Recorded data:
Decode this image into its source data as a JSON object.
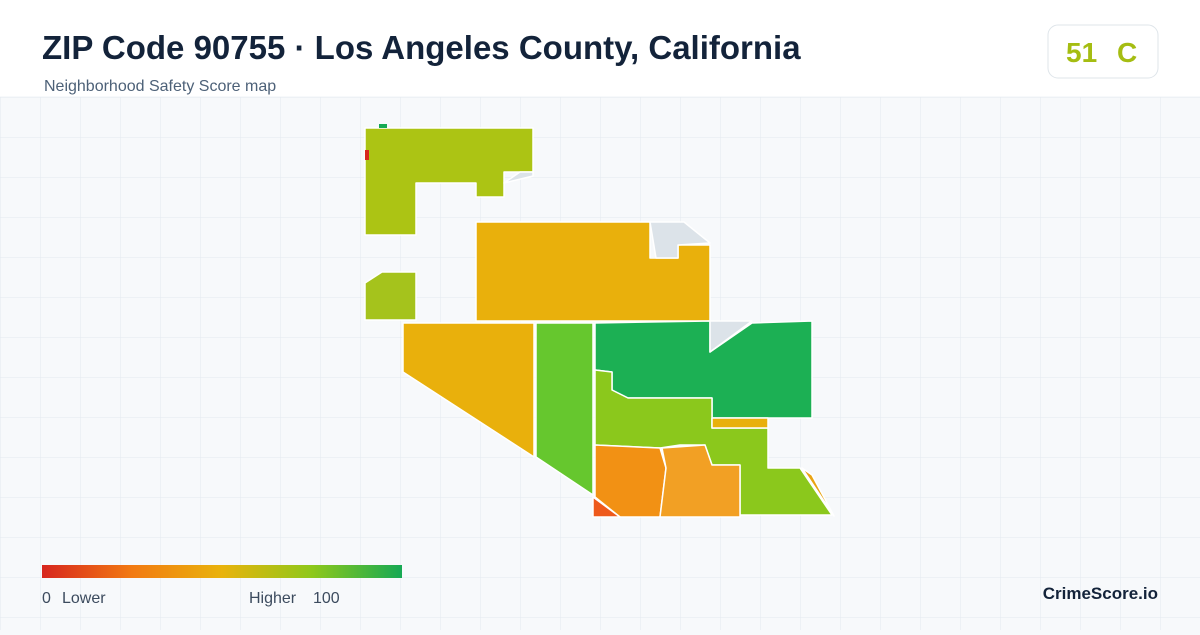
{
  "header": {
    "title": "ZIP Code 90755 · Los Angeles County, California",
    "subtitle": "Neighborhood Safety Score map"
  },
  "score": {
    "value": 51,
    "grade": "C"
  },
  "legend": {
    "min": 0,
    "min_label": "Lower",
    "max_label": "Higher",
    "max": 100
  },
  "brand": "CrimeScore.io"
}
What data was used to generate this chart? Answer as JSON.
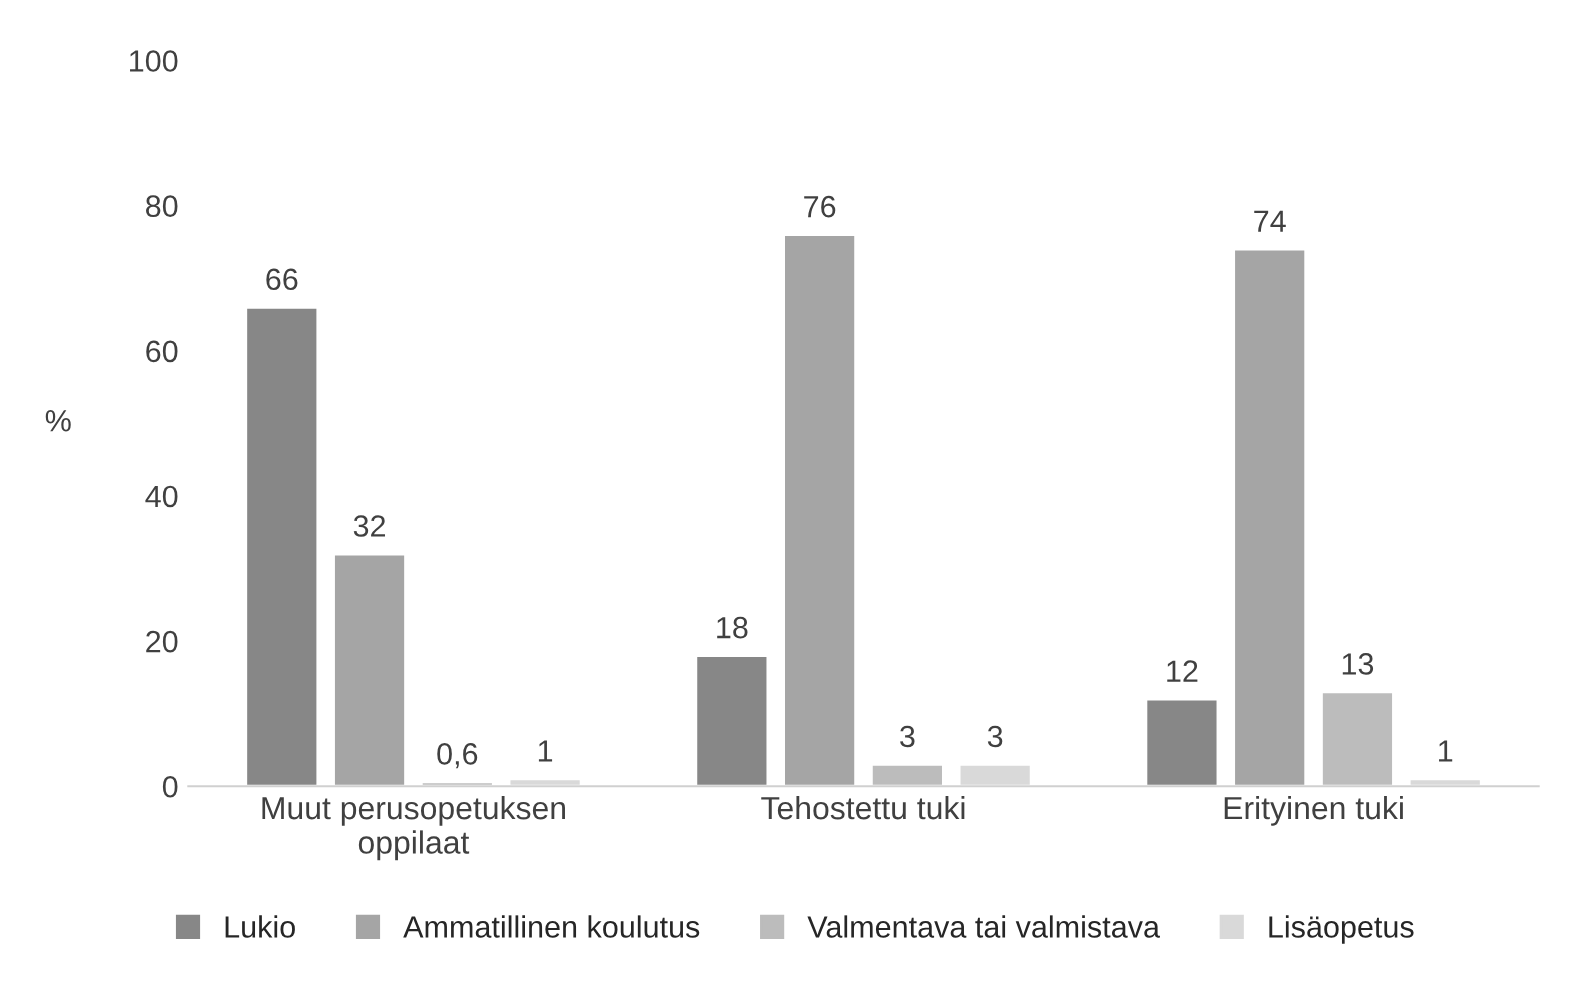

Exercise objective:
Each line of the data is to be duplicated exactly; pictures stay out of the copy.

In response:
Decode this image into its source data as a JSON object.
{
  "header": {
    "title": "ZIP Code 90755 · Los Angeles County, California",
    "subtitle": "Neighborhood Safety Score map"
  },
  "score": {
    "value": 51,
    "grade": "C"
  },
  "legend": {
    "min": 0,
    "min_label": "Lower",
    "max_label": "Higher",
    "max": 100
  },
  "brand": "CrimeScore.io"
}
What data was used to generate this chart? Answer as JSON.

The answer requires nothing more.